------ 入力項目

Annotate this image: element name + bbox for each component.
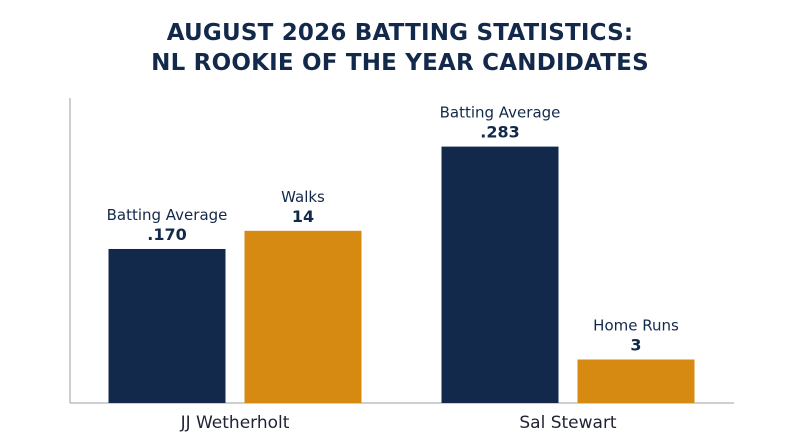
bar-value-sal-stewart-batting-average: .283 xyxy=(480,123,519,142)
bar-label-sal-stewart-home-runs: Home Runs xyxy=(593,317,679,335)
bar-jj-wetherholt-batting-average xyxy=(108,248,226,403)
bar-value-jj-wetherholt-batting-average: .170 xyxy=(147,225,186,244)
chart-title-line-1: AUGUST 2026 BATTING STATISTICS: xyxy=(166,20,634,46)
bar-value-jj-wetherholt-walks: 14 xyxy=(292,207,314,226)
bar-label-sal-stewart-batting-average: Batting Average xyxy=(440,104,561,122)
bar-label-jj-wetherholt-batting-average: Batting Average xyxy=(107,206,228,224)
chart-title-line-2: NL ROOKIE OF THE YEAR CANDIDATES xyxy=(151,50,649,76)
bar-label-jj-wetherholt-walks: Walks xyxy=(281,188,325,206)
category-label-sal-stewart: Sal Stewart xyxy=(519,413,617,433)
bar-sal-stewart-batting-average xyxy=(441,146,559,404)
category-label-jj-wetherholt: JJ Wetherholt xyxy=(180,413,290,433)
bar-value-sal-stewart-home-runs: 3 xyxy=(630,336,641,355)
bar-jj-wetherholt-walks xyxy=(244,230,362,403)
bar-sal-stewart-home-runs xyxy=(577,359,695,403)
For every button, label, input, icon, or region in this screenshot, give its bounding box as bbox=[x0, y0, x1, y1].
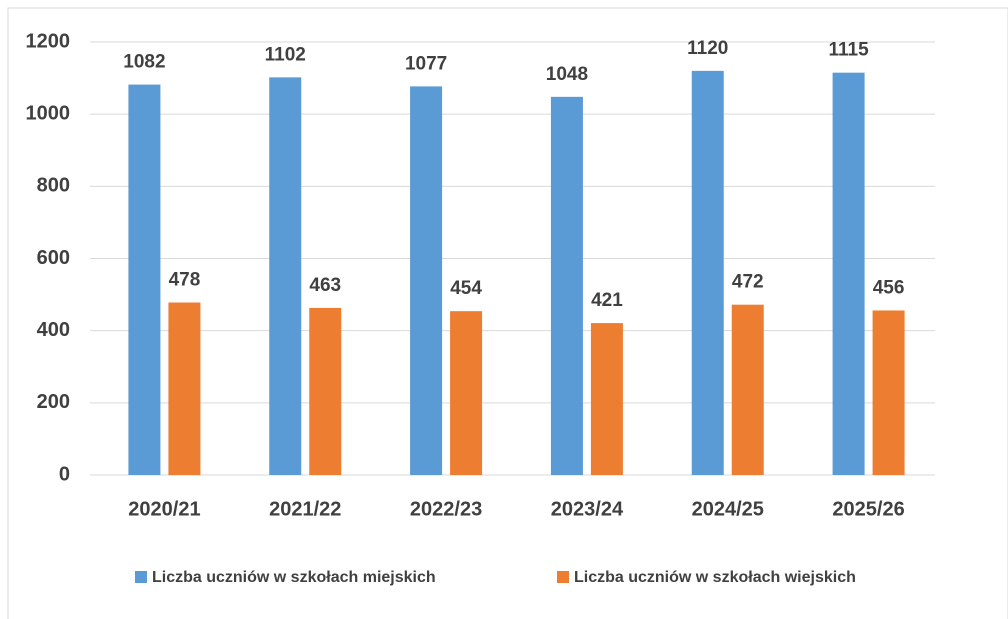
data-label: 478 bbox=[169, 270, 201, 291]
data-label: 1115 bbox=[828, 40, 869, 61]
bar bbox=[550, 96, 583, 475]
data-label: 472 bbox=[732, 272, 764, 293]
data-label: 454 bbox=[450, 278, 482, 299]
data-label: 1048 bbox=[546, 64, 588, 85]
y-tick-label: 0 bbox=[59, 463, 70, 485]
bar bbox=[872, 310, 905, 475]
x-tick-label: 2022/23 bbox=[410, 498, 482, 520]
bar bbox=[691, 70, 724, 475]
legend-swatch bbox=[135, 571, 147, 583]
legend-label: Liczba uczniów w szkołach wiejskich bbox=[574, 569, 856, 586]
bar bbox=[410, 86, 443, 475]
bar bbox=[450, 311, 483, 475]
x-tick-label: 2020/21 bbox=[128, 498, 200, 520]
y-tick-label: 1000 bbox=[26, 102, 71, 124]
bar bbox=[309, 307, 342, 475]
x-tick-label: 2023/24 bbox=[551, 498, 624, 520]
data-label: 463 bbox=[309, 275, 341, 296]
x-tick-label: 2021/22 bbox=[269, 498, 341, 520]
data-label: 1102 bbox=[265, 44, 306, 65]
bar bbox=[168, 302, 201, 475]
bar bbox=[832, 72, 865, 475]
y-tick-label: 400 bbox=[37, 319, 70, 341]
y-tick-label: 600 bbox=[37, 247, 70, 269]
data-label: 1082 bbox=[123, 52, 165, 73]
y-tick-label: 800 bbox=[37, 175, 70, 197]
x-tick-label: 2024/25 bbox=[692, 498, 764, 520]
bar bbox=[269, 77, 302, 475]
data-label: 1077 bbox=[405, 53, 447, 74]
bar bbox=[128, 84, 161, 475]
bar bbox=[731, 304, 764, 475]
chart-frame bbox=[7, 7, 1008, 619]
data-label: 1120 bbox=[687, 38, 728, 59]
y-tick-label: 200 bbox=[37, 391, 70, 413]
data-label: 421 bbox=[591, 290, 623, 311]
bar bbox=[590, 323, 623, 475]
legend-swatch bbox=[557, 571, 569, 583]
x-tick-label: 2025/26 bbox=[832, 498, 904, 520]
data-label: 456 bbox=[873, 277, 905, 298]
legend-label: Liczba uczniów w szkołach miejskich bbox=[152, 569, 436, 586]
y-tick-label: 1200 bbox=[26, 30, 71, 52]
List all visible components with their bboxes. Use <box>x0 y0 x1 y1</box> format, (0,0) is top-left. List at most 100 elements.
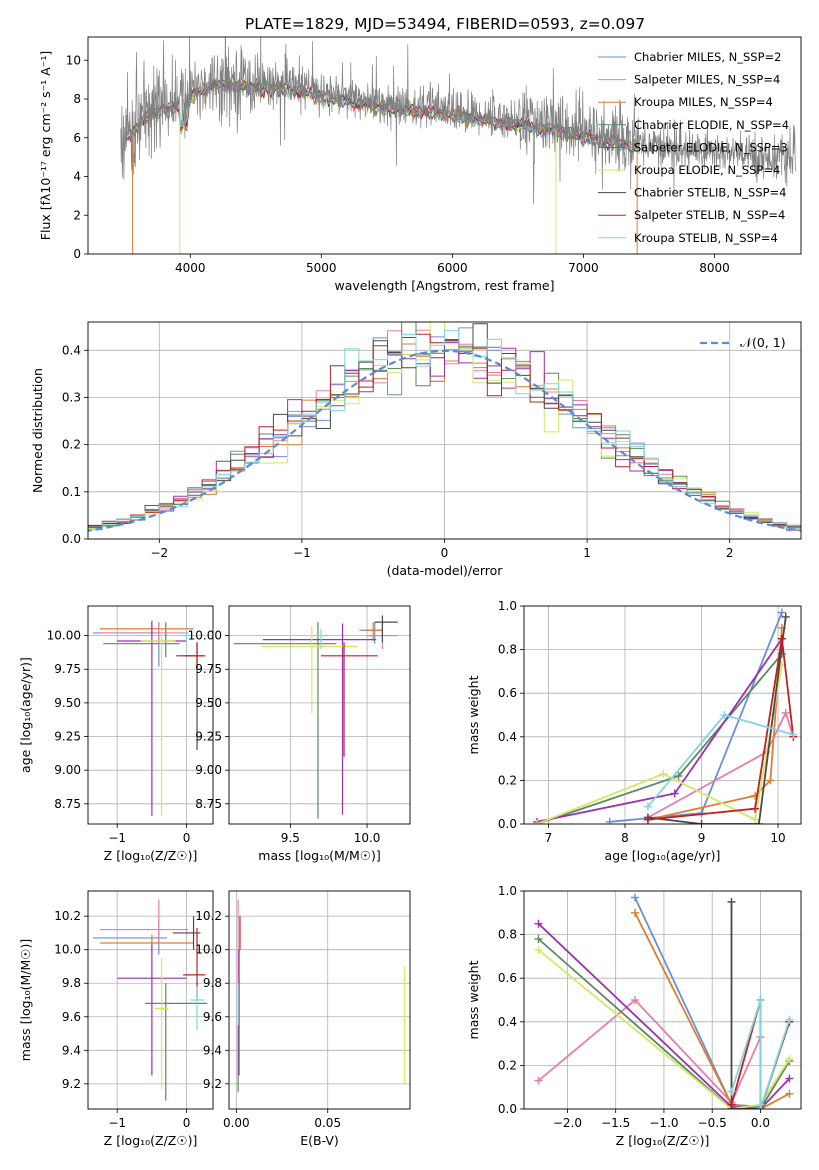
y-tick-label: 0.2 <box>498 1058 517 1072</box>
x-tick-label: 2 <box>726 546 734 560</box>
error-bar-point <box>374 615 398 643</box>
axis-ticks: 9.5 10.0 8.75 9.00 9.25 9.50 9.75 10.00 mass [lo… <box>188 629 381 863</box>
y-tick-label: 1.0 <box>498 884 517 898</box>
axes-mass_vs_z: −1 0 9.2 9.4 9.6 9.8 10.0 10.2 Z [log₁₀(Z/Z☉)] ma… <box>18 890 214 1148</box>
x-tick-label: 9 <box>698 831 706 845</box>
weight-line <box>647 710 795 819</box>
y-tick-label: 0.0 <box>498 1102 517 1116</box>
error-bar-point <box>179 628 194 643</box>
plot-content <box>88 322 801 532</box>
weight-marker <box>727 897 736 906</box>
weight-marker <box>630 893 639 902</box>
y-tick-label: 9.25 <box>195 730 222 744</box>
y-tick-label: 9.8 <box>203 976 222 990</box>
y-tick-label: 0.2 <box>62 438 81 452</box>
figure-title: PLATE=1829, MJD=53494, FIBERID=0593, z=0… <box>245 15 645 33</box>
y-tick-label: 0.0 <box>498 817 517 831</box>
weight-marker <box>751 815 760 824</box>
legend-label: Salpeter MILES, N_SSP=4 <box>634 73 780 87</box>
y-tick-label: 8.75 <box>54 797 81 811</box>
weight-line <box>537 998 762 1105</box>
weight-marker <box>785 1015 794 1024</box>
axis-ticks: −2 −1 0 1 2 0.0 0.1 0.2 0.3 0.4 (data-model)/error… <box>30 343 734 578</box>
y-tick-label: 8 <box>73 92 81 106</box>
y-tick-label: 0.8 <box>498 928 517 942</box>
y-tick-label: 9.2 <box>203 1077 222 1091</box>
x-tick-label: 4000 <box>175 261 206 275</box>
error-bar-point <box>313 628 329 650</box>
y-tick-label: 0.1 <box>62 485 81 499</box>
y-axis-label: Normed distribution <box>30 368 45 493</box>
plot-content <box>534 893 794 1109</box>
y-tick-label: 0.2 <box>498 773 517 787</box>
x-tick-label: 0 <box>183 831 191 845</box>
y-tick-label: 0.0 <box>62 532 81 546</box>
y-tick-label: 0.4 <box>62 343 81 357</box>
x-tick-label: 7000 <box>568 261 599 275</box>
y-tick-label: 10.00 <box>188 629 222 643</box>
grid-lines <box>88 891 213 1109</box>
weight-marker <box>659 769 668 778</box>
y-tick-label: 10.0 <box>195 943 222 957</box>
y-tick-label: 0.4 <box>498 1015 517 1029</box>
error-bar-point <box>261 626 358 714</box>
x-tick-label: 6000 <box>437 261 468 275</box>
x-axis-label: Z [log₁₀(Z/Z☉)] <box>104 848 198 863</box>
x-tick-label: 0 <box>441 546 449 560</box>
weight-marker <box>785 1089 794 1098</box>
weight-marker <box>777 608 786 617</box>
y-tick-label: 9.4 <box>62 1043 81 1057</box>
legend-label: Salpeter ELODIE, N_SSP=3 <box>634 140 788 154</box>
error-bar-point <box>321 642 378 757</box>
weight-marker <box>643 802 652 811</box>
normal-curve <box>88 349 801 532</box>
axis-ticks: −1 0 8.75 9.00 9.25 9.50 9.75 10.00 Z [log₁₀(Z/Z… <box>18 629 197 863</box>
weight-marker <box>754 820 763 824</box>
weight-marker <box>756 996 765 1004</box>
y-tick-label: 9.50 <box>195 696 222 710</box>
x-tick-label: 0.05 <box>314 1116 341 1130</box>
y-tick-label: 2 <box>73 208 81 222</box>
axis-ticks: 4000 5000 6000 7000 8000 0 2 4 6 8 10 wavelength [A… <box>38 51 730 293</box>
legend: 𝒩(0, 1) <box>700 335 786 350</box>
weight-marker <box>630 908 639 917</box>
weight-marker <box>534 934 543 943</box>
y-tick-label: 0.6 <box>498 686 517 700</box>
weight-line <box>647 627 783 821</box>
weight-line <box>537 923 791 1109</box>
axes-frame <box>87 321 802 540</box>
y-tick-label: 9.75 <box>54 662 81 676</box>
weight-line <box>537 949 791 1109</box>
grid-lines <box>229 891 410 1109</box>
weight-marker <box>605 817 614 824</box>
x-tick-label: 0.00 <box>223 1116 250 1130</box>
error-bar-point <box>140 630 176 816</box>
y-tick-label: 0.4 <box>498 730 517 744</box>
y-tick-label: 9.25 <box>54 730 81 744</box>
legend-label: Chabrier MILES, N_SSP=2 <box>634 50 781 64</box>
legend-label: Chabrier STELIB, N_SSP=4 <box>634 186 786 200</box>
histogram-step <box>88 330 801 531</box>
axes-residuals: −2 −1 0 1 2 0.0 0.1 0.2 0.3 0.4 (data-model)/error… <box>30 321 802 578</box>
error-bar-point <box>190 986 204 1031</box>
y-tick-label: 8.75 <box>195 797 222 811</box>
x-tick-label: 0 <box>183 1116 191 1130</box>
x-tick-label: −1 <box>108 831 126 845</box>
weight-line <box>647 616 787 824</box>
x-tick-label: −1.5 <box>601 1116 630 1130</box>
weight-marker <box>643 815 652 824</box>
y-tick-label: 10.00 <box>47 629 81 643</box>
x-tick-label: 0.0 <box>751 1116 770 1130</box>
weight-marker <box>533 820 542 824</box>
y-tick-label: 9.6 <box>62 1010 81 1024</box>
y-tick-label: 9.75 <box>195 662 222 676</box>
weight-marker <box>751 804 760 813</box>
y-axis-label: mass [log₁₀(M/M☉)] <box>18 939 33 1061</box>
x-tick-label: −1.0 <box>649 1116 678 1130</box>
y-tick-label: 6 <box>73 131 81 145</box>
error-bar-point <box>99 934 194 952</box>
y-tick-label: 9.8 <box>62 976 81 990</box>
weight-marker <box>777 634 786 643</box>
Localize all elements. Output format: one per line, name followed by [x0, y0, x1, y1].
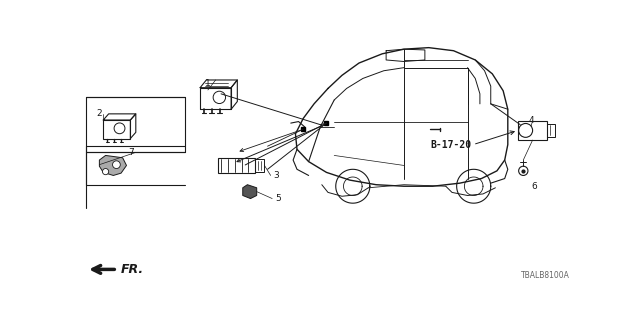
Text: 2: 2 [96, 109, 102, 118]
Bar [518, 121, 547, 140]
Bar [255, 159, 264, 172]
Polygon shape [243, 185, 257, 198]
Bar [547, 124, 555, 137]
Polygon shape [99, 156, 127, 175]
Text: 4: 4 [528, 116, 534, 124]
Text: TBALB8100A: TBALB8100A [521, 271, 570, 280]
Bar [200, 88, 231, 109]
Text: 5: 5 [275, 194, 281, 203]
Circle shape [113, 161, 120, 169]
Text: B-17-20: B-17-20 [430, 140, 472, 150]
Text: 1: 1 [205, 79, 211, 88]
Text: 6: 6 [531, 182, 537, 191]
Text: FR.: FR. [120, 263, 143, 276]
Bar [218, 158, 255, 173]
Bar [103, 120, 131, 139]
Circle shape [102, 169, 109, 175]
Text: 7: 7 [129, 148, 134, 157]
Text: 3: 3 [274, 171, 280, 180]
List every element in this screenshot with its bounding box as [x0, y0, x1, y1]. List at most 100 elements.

------------

### 小問
「Text: 2: 2 [96, 109, 102, 118]」を含む行から「Text: 5: 5 [275, 194, 281, 203]」を含む行までの各行を、両端の行も含め、空行を除いて番号付きリストとして出力しなさい。

### 解答は以下
1. Text: 2: 2 [96, 109, 102, 118]
2. Bar [518, 121, 547, 140]
3. Bar [255, 159, 264, 172]
4. Polygon shape [243, 185, 257, 198]
5. Bar [547, 124, 555, 137]
6. Polygon shape [99, 156, 127, 175]
7. Text: 4: 4 [528, 116, 534, 124]
8. Text: TBALB8100A: TBALB8100A [521, 271, 570, 280]
9. Bar [200, 88, 231, 109]
10. Text: 5: 5 [275, 194, 281, 203]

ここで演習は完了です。